-- Start of Information supplied --
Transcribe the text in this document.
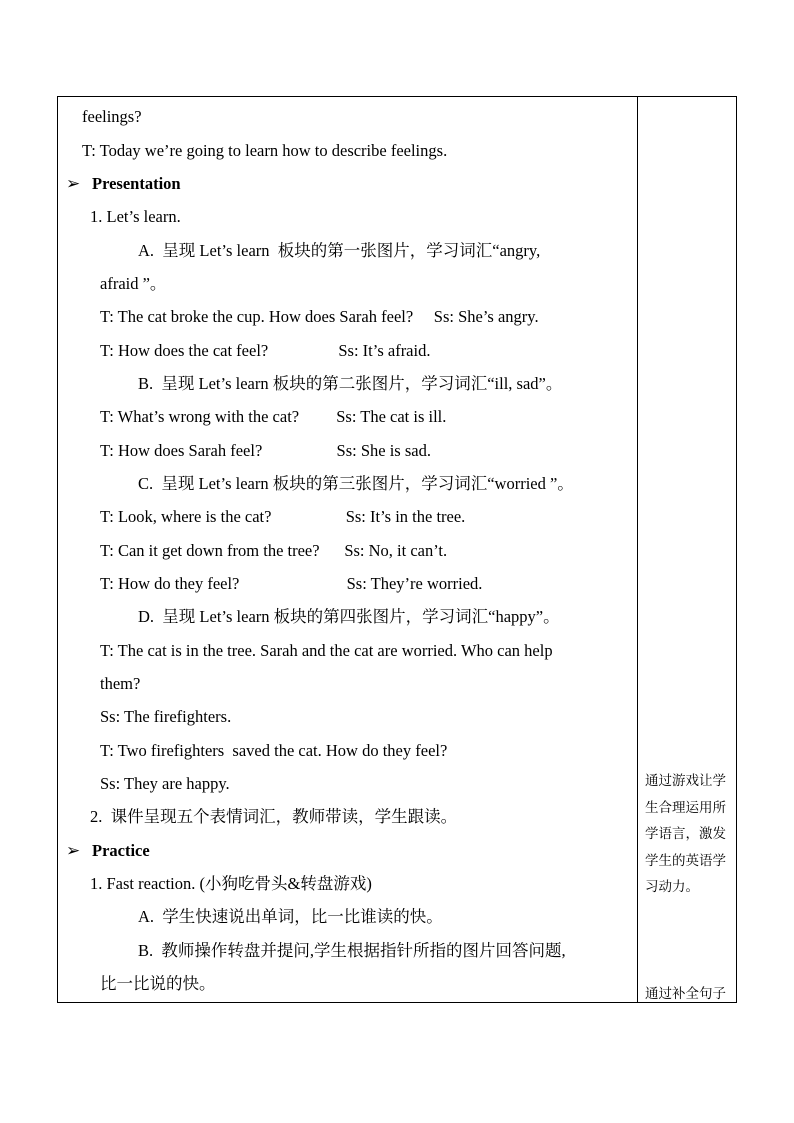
feelings?
T: Today we’re going to learn how to describe feelings.
➢ Presentation
1. Let’s learn.
A.  呈现 Let’s learn  板块的第一张图片，学习词汇“angry,
afraid ”。
T: The cat broke the cup. How does Sarah feel?     Ss: She’s angry.
T: How does the cat feel?                 Ss: It’s afraid.
B.  呈现 Let’s learn 板块的第二张图片，学习词汇“ill, sad”。
T: What’s wrong with the cat?         Ss: The cat is ill.
T: How does Sarah feel?                  Ss: She is sad.
C.  呈现 Let’s learn 板块的第三张图片，学习词汇“worried ”。
T: Look, where is the cat?                  Ss: It’s in the tree.
T: Can it get down from the tree?      Ss: No, it can’t.
T: How do they feel?                          Ss: They’re worried.
D.  呈现 Let’s learn 板块的第四张图片，学习词汇“happy”。
T: The cat is in the tree. Sarah and the cat are worried. Who can help
them?
Ss: The firefighters.
T: Two firefighters  saved the cat. How do they feel?
Ss: They are happy.
2.  课件呈现五个表情词汇，教师带读，学生跟读。
➢ Practice
1. Fast reaction. (小狗吃骨头&转盘游戏)
A.  学生快速说出单词，比一比谁读的快。
B.  教师操作转盘并提问,学生根据指针所指的图片回答问题,
比一比说的快。
通过游戏让学
生合理运用所
学语言，激发
学生的英语学
习动力。
通过补全句子
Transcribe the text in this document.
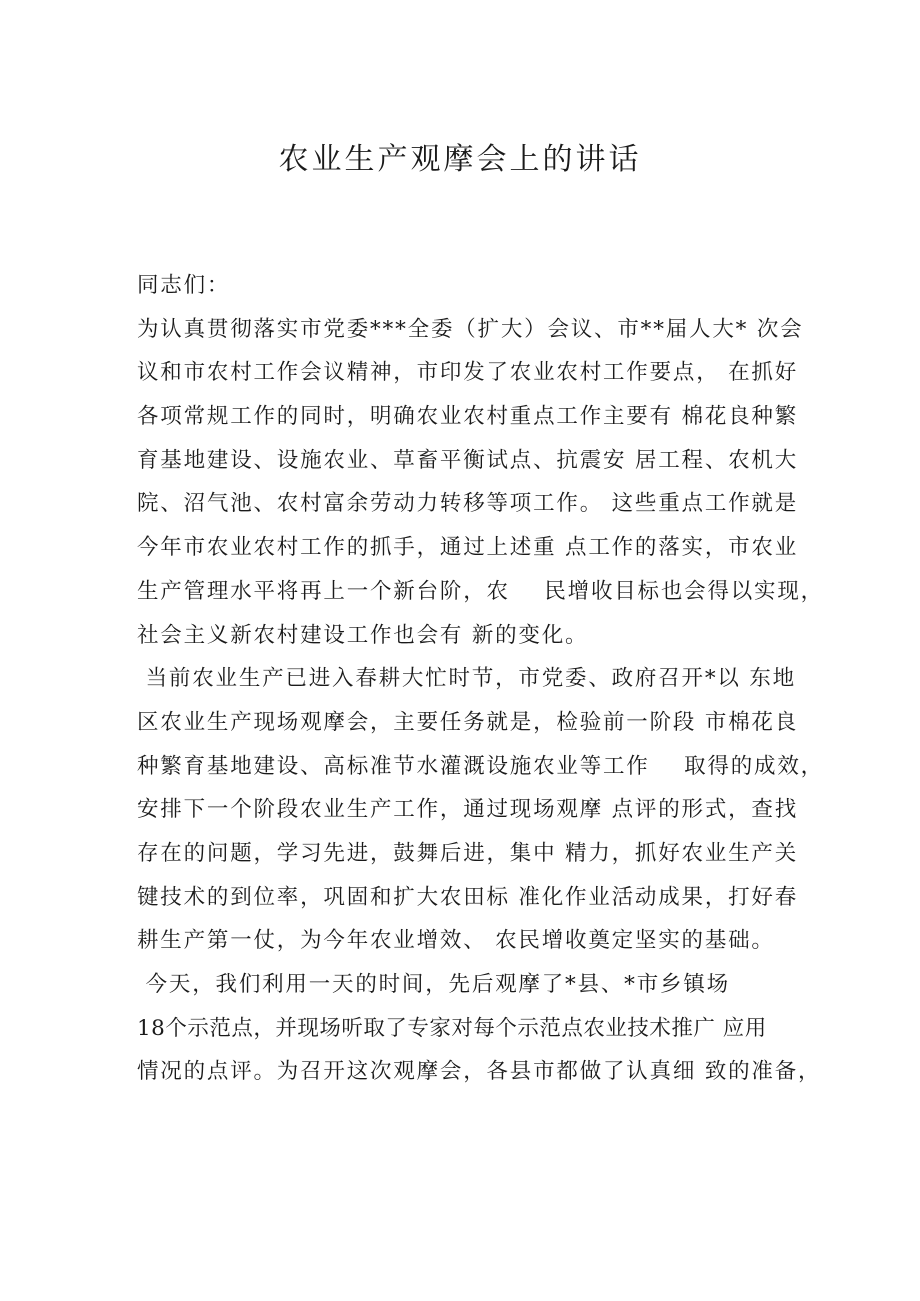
农业生产观摩会上的讲话
同志们：
为认真贯彻落实市党委***全委（扩大）会议、市**届人大* 次会
议和市农村工作会议精神，市印发了农业农村工作要点， 在抓好
各项常规工作的同时，明确农业农村重点工作主要有 棉花良种繁
育基地建设、设施农业、草畜平衡试点、抗震安 居工程、农机大
院、沼气池、农村富余劳动力转移等项工作。 这些重点工作就是
今年市农业农村工作的抓手，通过上述重 点工作的落实，市农业
生产管理水平将再上一个新台阶，农    民增收目标也会得以实现，
社会主义新农村建设工作也会有 新的变化。
当前农业生产已进入春耕大忙时节，市党委、政府召开*以 东地
区农业生产现场观摩会，主要任务就是，检验前一阶段 市棉花良
种繁育基地建设、高标准节水灌溉设施农业等工作    取得的成效，
安排下一个阶段农业生产工作，通过现场观摩 点评的形式，查找
存在的问题，学习先进，鼓舞后进，集中 精力，抓好农业生产关
键技术的到位率，巩固和扩大农田标 准化作业活动成果，打好春
耕生产第一仗，为今年农业增效、 农民增收奠定坚实的基础。
今天，我们利用一天的时间，先后观摩了*县、*市乡镇场
18个示范点，并现场听取了专家对每个示范点农业技术推广 应用
情况的点评。为召开这次观摩会，各县市都做了认真细 致的准备，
-- End of Information supplied --
## Goal
Copy the listing word for word, excluding its pictures.

## Answer in full
Transcribe the text in this document.
feelings?
T: Today we’re going to learn how to describe feelings.
➢ Presentation
1. Let’s learn.
A.  呈现 Let’s learn  板块的第一张图片，学习词汇“angry,
afraid ”。
T: The cat broke the cup. How does Sarah feel?     Ss: She’s angry.
T: How does the cat feel?                 Ss: It’s afraid.
B.  呈现 Let’s learn 板块的第二张图片，学习词汇“ill, sad”。
T: What’s wrong with the cat?         Ss: The cat is ill.
T: How does Sarah feel?                  Ss: She is sad.
C.  呈现 Let’s learn 板块的第三张图片，学习词汇“worried ”。
T: Look, where is the cat?                  Ss: It’s in the tree.
T: Can it get down from the tree?      Ss: No, it can’t.
T: How do they feel?                          Ss: They’re worried.
D.  呈现 Let’s learn 板块的第四张图片，学习词汇“happy”。
T: The cat is in the tree. Sarah and the cat are worried. Who can help
them?
Ss: The firefighters.
T: Two firefighters  saved the cat. How do they feel?
Ss: They are happy.
2.  课件呈现五个表情词汇，教师带读，学生跟读。
➢ Practice
1. Fast reaction. (小狗吃骨头&转盘游戏)
A.  学生快速说出单词，比一比谁读的快。
B.  教师操作转盘并提问,学生根据指针所指的图片回答问题,
比一比说的快。
通过游戏让学
生合理运用所
学语言，激发
学生的英语学
习动力。
通过补全句子
Transcribe the text in this document.
农业生产观摩会上的讲话
同志们：
为认真贯彻落实市党委***全委（扩大）会议、市**届人大* 次会
议和市农村工作会议精神，市印发了农业农村工作要点， 在抓好
各项常规工作的同时，明确农业农村重点工作主要有 棉花良种繁
育基地建设、设施农业、草畜平衡试点、抗震安 居工程、农机大
院、沼气池、农村富余劳动力转移等项工作。 这些重点工作就是
今年市农业农村工作的抓手，通过上述重 点工作的落实，市农业
生产管理水平将再上一个新台阶，农    民增收目标也会得以实现，
社会主义新农村建设工作也会有 新的变化。
当前农业生产已进入春耕大忙时节，市党委、政府召开*以 东地
区农业生产现场观摩会，主要任务就是，检验前一阶段 市棉花良
种繁育基地建设、高标准节水灌溉设施农业等工作    取得的成效，
安排下一个阶段农业生产工作，通过现场观摩 点评的形式，查找
存在的问题，学习先进，鼓舞后进，集中 精力，抓好农业生产关
键技术的到位率，巩固和扩大农田标 准化作业活动成果，打好春
耕生产第一仗，为今年农业增效、 农民增收奠定坚实的基础。
今天，我们利用一天的时间，先后观摩了*县、*市乡镇场
18个示范点，并现场听取了专家对每个示范点农业技术推广 应用
情况的点评。为召开这次观摩会，各县市都做了认真细 致的准备，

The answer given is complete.